◆ **Exercise**
Reproduce the material exactly, omitting nothing.

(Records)
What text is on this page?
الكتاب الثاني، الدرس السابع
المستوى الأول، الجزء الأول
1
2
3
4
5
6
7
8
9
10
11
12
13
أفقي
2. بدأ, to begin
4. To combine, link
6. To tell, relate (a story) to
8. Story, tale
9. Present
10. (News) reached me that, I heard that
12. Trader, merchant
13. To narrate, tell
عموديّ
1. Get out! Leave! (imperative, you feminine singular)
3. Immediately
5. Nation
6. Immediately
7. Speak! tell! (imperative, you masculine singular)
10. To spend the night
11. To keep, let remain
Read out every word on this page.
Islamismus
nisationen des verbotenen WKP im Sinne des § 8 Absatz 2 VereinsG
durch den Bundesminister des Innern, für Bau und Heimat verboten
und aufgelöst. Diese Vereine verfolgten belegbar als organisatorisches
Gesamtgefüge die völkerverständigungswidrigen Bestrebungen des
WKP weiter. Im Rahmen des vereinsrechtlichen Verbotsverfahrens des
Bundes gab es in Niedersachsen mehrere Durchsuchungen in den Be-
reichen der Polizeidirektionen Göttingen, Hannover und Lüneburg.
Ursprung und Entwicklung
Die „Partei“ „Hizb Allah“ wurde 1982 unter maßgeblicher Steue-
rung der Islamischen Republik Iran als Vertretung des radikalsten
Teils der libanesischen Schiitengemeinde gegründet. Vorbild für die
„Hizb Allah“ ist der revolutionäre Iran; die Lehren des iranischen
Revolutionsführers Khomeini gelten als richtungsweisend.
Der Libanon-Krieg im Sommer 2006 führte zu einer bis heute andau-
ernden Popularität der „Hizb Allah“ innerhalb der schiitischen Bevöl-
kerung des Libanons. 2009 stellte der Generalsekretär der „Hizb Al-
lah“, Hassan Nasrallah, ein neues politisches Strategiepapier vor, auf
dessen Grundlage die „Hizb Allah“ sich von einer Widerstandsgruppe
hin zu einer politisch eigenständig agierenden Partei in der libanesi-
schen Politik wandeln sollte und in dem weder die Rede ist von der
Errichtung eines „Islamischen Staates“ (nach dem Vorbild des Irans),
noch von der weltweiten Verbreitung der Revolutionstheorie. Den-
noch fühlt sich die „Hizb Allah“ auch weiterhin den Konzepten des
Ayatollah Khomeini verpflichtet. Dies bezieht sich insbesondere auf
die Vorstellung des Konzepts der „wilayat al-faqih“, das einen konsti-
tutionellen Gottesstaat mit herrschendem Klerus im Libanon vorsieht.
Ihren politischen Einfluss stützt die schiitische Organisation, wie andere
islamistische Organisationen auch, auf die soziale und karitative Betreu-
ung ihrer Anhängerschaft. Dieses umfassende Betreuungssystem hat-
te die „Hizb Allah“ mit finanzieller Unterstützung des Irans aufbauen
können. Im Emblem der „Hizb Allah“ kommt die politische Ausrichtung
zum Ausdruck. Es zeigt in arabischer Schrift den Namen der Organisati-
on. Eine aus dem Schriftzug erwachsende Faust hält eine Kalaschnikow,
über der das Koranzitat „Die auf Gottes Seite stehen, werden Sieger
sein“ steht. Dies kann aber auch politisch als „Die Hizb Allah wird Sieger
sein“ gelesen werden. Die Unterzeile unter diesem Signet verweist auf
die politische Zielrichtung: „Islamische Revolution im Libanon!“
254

◆ **Solution below**
What text is on this page?
الكتاب الثاني، الدرس السابع
المستوى الأول، الجزء الأول
1
2
3
4
5
6
7
8
9
10
11
12
13
أفقي
2. بدأ, to begin
4. To combine, link
6. To tell, relate (a story) to
8. Story, tale
9. Present
10. (News) reached me that, I heard that
12. Trader, merchant
13. To narrate, tell
عموديّ
1. Get out! Leave! (imperative, you feminine singular)
3. Immediately
5. Nation
6. Immediately
7. Speak! tell! (imperative, you masculine singular)
10. To spend the night
11. To keep, let remain
Read out every word on this page.
Islamismus
nisationen des verbotenen WKP im Sinne des § 8 Absatz 2 VereinsG
durch den Bundesminister des Innern, für Bau und Heimat verboten
und aufgelöst. Diese Vereine verfolgten belegbar als organisatorisches
Gesamtgefüge die völkerverständigungswidrigen Bestrebungen des
WKP weiter. Im Rahmen des vereinsrechtlichen Verbotsverfahrens des
Bundes gab es in Niedersachsen mehrere Durchsuchungen in den Be-
reichen der Polizeidirektionen Göttingen, Hannover und Lüneburg.
Ursprung und Entwicklung
Die „Partei“ „Hizb Allah“ wurde 1982 unter maßgeblicher Steue-
rung der Islamischen Republik Iran als Vertretung des radikalsten
Teils der libanesischen Schiitengemeinde gegründet. Vorbild für die
„Hizb Allah“ ist der revolutionäre Iran; die Lehren des iranischen
Revolutionsführers Khomeini gelten als richtungsweisend.
Der Libanon-Krieg im Sommer 2006 führte zu einer bis heute andau-
ernden Popularität der „Hizb Allah“ innerhalb der schiitischen Bevöl-
kerung des Libanons. 2009 stellte der Generalsekretär der „Hizb Al-
lah“, Hassan Nasrallah, ein neues politisches Strategiepapier vor, auf
dessen Grundlage die „Hizb Allah“ sich von einer Widerstandsgruppe
hin zu einer politisch eigenständig agierenden Partei in der libanesi-
schen Politik wandeln sollte und in dem weder die Rede ist von der
Errichtung eines „Islamischen Staates“ (nach dem Vorbild des Irans),
noch von der weltweiten Verbreitung der Revolutionstheorie. Den-
noch fühlt sich die „Hizb Allah“ auch weiterhin den Konzepten des
Ayatollah Khomeini verpflichtet. Dies bezieht sich insbesondere auf
die Vorstellung des Konzepts der „wilayat al-faqih“, das einen konsti-
tutionellen Gottesstaat mit herrschendem Klerus im Libanon vorsieht.
Ihren politischen Einfluss stützt die schiitische Organisation, wie andere
islamistische Organisationen auch, auf die soziale und karitative Betreu-
ung ihrer Anhängerschaft. Dieses umfassende Betreuungssystem hat-
te die „Hizb Allah“ mit finanzieller Unterstützung des Irans aufbauen
können. Im Emblem der „Hizb Allah“ kommt die politische Ausrichtung
zum Ausdruck. Es zeigt in arabischer Schrift den Namen der Organisati-
on. Eine aus dem Schriftzug erwachsende Faust hält eine Kalaschnikow,
über der das Koranzitat „Die auf Gottes Seite stehen, werden Sieger
sein“ steht. Dies kann aber auch politisch als „Die Hizb Allah wird Sieger
sein“ gelesen werden. Die Unterzeile unter diesem Signet verweist auf
die politische Zielrichtung: „Islamische Revolution im Libanon!“
254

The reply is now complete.